> Written instruction
Copy all entries without alteration and skip the pictures they hold.

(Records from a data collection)
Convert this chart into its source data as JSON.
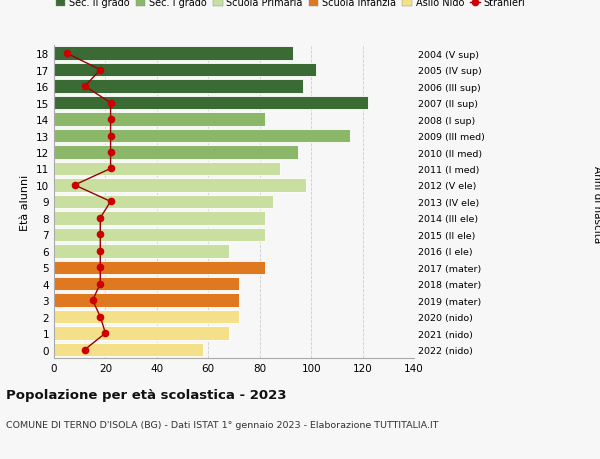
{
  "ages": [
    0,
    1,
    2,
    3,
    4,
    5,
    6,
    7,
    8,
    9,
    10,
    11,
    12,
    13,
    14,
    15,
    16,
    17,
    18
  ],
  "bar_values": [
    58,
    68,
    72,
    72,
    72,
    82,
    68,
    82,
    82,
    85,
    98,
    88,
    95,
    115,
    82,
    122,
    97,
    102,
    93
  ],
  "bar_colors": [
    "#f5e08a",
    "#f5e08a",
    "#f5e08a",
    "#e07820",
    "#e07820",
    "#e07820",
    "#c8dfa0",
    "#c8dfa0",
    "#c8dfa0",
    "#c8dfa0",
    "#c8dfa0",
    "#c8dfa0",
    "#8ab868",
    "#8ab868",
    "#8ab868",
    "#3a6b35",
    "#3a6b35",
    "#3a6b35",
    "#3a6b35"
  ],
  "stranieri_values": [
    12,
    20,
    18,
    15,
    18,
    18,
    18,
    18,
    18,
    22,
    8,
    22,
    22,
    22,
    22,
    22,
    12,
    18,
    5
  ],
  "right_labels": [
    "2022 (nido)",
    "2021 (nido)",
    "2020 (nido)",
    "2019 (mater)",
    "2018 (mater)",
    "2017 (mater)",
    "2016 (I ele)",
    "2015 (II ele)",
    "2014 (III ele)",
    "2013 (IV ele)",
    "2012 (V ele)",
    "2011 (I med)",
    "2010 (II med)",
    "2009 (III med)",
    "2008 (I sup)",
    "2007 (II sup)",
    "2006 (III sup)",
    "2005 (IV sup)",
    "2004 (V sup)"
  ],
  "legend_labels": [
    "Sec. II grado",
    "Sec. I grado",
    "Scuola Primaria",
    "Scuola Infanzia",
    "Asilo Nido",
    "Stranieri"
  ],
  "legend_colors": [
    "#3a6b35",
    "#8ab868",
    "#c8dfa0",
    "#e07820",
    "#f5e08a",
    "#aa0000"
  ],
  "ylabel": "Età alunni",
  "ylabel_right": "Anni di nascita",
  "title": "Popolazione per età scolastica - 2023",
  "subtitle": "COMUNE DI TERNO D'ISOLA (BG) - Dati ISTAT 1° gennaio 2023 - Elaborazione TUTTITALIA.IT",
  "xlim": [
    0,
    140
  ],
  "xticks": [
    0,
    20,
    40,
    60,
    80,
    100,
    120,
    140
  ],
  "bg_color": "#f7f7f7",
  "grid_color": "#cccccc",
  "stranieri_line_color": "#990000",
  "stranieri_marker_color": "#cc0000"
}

> Answer to this exercise
Convert this chart into its source data as JSON.
{
  "ages": [
    0,
    1,
    2,
    3,
    4,
    5,
    6,
    7,
    8,
    9,
    10,
    11,
    12,
    13,
    14,
    15,
    16,
    17,
    18
  ],
  "bar_values": [
    58,
    68,
    72,
    72,
    72,
    82,
    68,
    82,
    82,
    85,
    98,
    88,
    95,
    115,
    82,
    122,
    97,
    102,
    93
  ],
  "bar_colors": [
    "#f5e08a",
    "#f5e08a",
    "#f5e08a",
    "#e07820",
    "#e07820",
    "#e07820",
    "#c8dfa0",
    "#c8dfa0",
    "#c8dfa0",
    "#c8dfa0",
    "#c8dfa0",
    "#c8dfa0",
    "#8ab868",
    "#8ab868",
    "#8ab868",
    "#3a6b35",
    "#3a6b35",
    "#3a6b35",
    "#3a6b35"
  ],
  "stranieri_values": [
    12,
    20,
    18,
    15,
    18,
    18,
    18,
    18,
    18,
    22,
    8,
    22,
    22,
    22,
    22,
    22,
    12,
    18,
    5
  ],
  "right_labels": [
    "2022 (nido)",
    "2021 (nido)",
    "2020 (nido)",
    "2019 (mater)",
    "2018 (mater)",
    "2017 (mater)",
    "2016 (I ele)",
    "2015 (II ele)",
    "2014 (III ele)",
    "2013 (IV ele)",
    "2012 (V ele)",
    "2011 (I med)",
    "2010 (II med)",
    "2009 (III med)",
    "2008 (I sup)",
    "2007 (II sup)",
    "2006 (III sup)",
    "2005 (IV sup)",
    "2004 (V sup)"
  ],
  "legend_labels": [
    "Sec. II grado",
    "Sec. I grado",
    "Scuola Primaria",
    "Scuola Infanzia",
    "Asilo Nido",
    "Stranieri"
  ],
  "legend_colors": [
    "#3a6b35",
    "#8ab868",
    "#c8dfa0",
    "#e07820",
    "#f5e08a",
    "#aa0000"
  ],
  "ylabel": "Età alunni",
  "ylabel_right": "Anni di nascita",
  "title": "Popolazione per età scolastica - 2023",
  "subtitle": "COMUNE DI TERNO D'ISOLA (BG) - Dati ISTAT 1° gennaio 2023 - Elaborazione TUTTITALIA.IT",
  "xlim": [
    0,
    140
  ],
  "xticks": [
    0,
    20,
    40,
    60,
    80,
    100,
    120,
    140
  ],
  "bg_color": "#f7f7f7",
  "grid_color": "#cccccc",
  "stranieri_line_color": "#990000",
  "stranieri_marker_color": "#cc0000"
}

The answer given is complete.